#### Entries provided
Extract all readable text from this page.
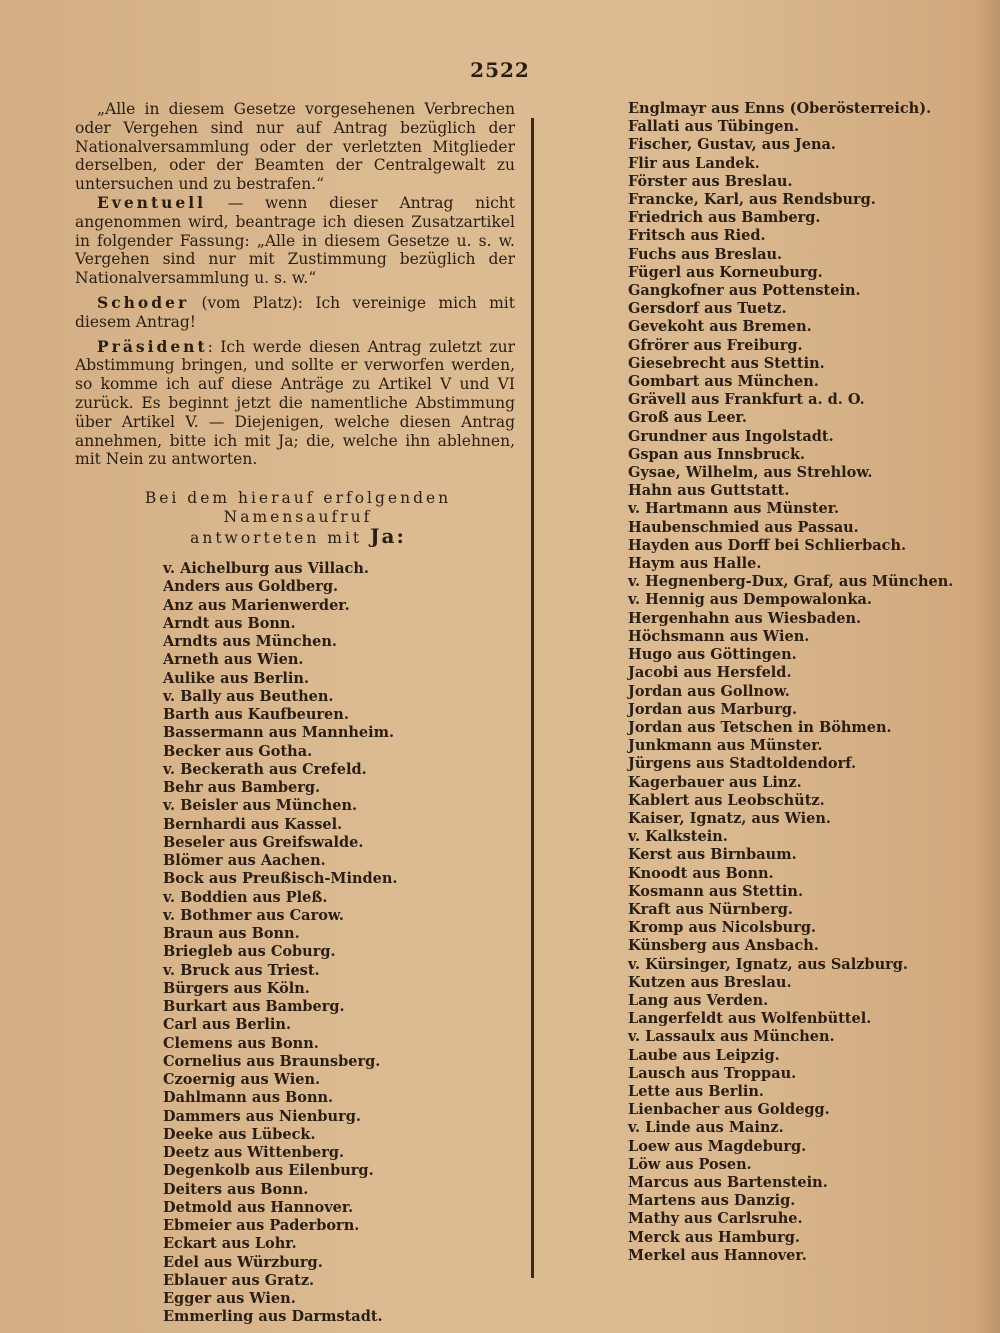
2522

„Alle in diesem Gesetze vorgesehenen Verbrechen oder Vergehen sind nur auf Antrag bezüglich der Nationalversammlung oder der verletzten Mitglieder derselben, oder der Beamten der Centralgewalt zu untersuchen und zu bestrafen.“

Eventuell — wenn dieser Antrag nicht angenommen wird, beantrage ich diesen Zusatzartikel in folgender Fassung: „Alle in diesem Gesetze u. s. w. Vergehen sind nur mit Zustimmung bezüglich der Nationalversammlung u. s. w.“

Schoder (vom Platz): Ich vereinige mich mit diesem Antrag!

Präsident: Ich werde diesen Antrag zuletzt zur Abstimmung bringen, und sollte er verworfen werden, so komme ich auf diese Anträge zu Artikel V und VI zurück. Es beginnt jetzt die namentliche Abstimmung über Artikel V. — Diejenigen, welche diesen Antrag annehmen, bitte ich mit Ja; die, welche ihn ablehnen, mit Nein zu antworten.

Bei dem hierauf erfolgenden Namensaufruf
antworteten mit Ja:
v. Aichelburg aus Villach.
Anders aus Goldberg.
Anz aus Marienwerder.
Arndt aus Bonn.
Arndts aus München.
Arneth aus Wien.
Aulike aus Berlin.
v. Bally aus Beuthen.
Barth aus Kaufbeuren.
Bassermann aus Mannheim.
Becker aus Gotha.
v. Beckerath aus Crefeld.
Behr aus Bamberg.
v. Beisler aus München.
Bernhardi aus Kassel.
Beseler aus Greifswalde.
Blömer aus Aachen.
Bock aus Preußisch-Minden.
v. Boddien aus Pleß.
v. Bothmer aus Carow.
Braun aus Bonn.
Briegleb aus Coburg.
v. Bruck aus Triest.
Bürgers aus Köln.
Burkart aus Bamberg.
Carl aus Berlin.
Clemens aus Bonn.
Cornelius aus Braunsberg.
Czoernig aus Wien.
Dahlmann aus Bonn.
Dammers aus Nienburg.
Deeke aus Lübeck.
Deetz aus Wittenberg.
Degenkolb aus Eilenburg.
Deiters aus Bonn.
Detmold aus Hannover.
Ebmeier aus Paderborn.
Eckart aus Lohr.
Edel aus Würzburg.
Eblauer aus Gratz.
Egger aus Wien.
Emmerling aus Darmstadt.
Englmayr aus Enns (Oberösterreich).
Fallati aus Tübingen.
Fischer, Gustav, aus Jena.
Flir aus Landek.
Förster aus Breslau.
Francke, Karl, aus Rendsburg.
Friedrich aus Bamberg.
Fritsch aus Ried.
Fuchs aus Breslau.
Fügerl aus Korneuburg.
Gangkofner aus Pottenstein.
Gersdorf aus Tuetz.
Gevekoht aus Bremen.
Gfrörer aus Freiburg.
Giesebrecht aus Stettin.
Gombart aus München.
Grävell aus Frankfurt a. d. O.
Groß aus Leer.
Grundner aus Ingolstadt.
Gspan aus Innsbruck.
Gysae, Wilhelm, aus Strehlow.
Hahn aus Guttstatt.
v. Hartmann aus Münster.
Haubenschmied aus Passau.
Hayden aus Dorff bei Schlierbach.
Haym aus Halle.
v. Hegnenberg-Dux, Graf, aus München.
v. Hennig aus Dempowalonka.
Hergenhahn aus Wiesbaden.
Höchsmann aus Wien.
Hugo aus Göttingen.
Jacobi aus Hersfeld.
Jordan aus Gollnow.
Jordan aus Marburg.
Jordan aus Tetschen in Böhmen.
Junkmann aus Münster.
Jürgens aus Stadtoldendorf.
Kagerbauer aus Linz.
Kablert aus Leobschütz.
Kaiser, Ignatz, aus Wien.
v. Kalkstein.
Kerst aus Birnbaum.
Knoodt aus Bonn.
Kosmann aus Stettin.
Kraft aus Nürnberg.
Kromp aus Nicolsburg.
Künsberg aus Ansbach.
v. Kürsinger, Ignatz, aus Salzburg.
Kutzen aus Breslau.
Lang aus Verden.
Langerfeldt aus Wolfenbüttel.
v. Lassaulx aus München.
Laube aus Leipzig.
Lausch aus Troppau.
Lette aus Berlin.
Lienbacher aus Goldegg.
v. Linde aus Mainz.
Loew aus Magdeburg.
Löw aus Posen.
Marcus aus Bartenstein.
Martens aus Danzig.
Mathy aus Carlsruhe.
Merck aus Hamburg.
Merkel aus Hannover.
########
Each record should appear again exactly as it stands, with no picture included.

» Written response:
Extract all readable text from this page.
2522

„Alle in diesem Gesetze vorgesehenen Verbrechen oder Vergehen sind nur auf Antrag bezüglich der Nationalversammlung oder der verletzten Mitglieder derselben, oder der Beamten der Centralgewalt zu untersuchen und zu bestrafen.“

Eventuell — wenn dieser Antrag nicht angenommen wird, beantrage ich diesen Zusatzartikel in folgender Fassung: „Alle in diesem Gesetze u. s. w. Vergehen sind nur mit Zustimmung bezüglich der Nationalversammlung u. s. w.“

Schoder (vom Platz): Ich vereinige mich mit diesem Antrag!

Präsident: Ich werde diesen Antrag zuletzt zur Abstimmung bringen, und sollte er verworfen werden, so komme ich auf diese Anträge zu Artikel V und VI zurück. Es beginnt jetzt die namentliche Abstimmung über Artikel V. — Diejenigen, welche diesen Antrag annehmen, bitte ich mit Ja; die, welche ihn ablehnen, mit Nein zu antworten.

Bei dem hierauf erfolgenden Namensaufruf
antworteten mit Ja:
v. Aichelburg aus Villach.
Anders aus Goldberg.
Anz aus Marienwerder.
Arndt aus Bonn.
Arndts aus München.
Arneth aus Wien.
Aulike aus Berlin.
v. Bally aus Beuthen.
Barth aus Kaufbeuren.
Bassermann aus Mannheim.
Becker aus Gotha.
v. Beckerath aus Crefeld.
Behr aus Bamberg.
v. Beisler aus München.
Bernhardi aus Kassel.
Beseler aus Greifswalde.
Blömer aus Aachen.
Bock aus Preußisch-Minden.
v. Boddien aus Pleß.
v. Bothmer aus Carow.
Braun aus Bonn.
Briegleb aus Coburg.
v. Bruck aus Triest.
Bürgers aus Köln.
Burkart aus Bamberg.
Carl aus Berlin.
Clemens aus Bonn.
Cornelius aus Braunsberg.
Czoernig aus Wien.
Dahlmann aus Bonn.
Dammers aus Nienburg.
Deeke aus Lübeck.
Deetz aus Wittenberg.
Degenkolb aus Eilenburg.
Deiters aus Bonn.
Detmold aus Hannover.
Ebmeier aus Paderborn.
Eckart aus Lohr.
Edel aus Würzburg.
Eblauer aus Gratz.
Egger aus Wien.
Emmerling aus Darmstadt.
Englmayr aus Enns (Oberösterreich).
Fallati aus Tübingen.
Fischer, Gustav, aus Jena.
Flir aus Landek.
Förster aus Breslau.
Francke, Karl, aus Rendsburg.
Friedrich aus Bamberg.
Fritsch aus Ried.
Fuchs aus Breslau.
Fügerl aus Korneuburg.
Gangkofner aus Pottenstein.
Gersdorf aus Tuetz.
Gevekoht aus Bremen.
Gfrörer aus Freiburg.
Giesebrecht aus Stettin.
Gombart aus München.
Grävell aus Frankfurt a. d. O.
Groß aus Leer.
Grundner aus Ingolstadt.
Gspan aus Innsbruck.
Gysae, Wilhelm, aus Strehlow.
Hahn aus Guttstatt.
v. Hartmann aus Münster.
Haubenschmied aus Passau.
Hayden aus Dorff bei Schlierbach.
Haym aus Halle.
v. Hegnenberg-Dux, Graf, aus München.
v. Hennig aus Dempowalonka.
Hergenhahn aus Wiesbaden.
Höchsmann aus Wien.
Hugo aus Göttingen.
Jacobi aus Hersfeld.
Jordan aus Gollnow.
Jordan aus Marburg.
Jordan aus Tetschen in Böhmen.
Junkmann aus Münster.
Jürgens aus Stadtoldendorf.
Kagerbauer aus Linz.
Kablert aus Leobschütz.
Kaiser, Ignatz, aus Wien.
v. Kalkstein.
Kerst aus Birnbaum.
Knoodt aus Bonn.
Kosmann aus Stettin.
Kraft aus Nürnberg.
Kromp aus Nicolsburg.
Künsberg aus Ansbach.
v. Kürsinger, Ignatz, aus Salzburg.
Kutzen aus Breslau.
Lang aus Verden.
Langerfeldt aus Wolfenbüttel.
v. Lassaulx aus München.
Laube aus Leipzig.
Lausch aus Troppau.
Lette aus Berlin.
Lienbacher aus Goldegg.
v. Linde aus Mainz.
Loew aus Magdeburg.
Löw aus Posen.
Marcus aus Bartenstein.
Martens aus Danzig.
Mathy aus Carlsruhe.
Merck aus Hamburg.
Merkel aus Hannover.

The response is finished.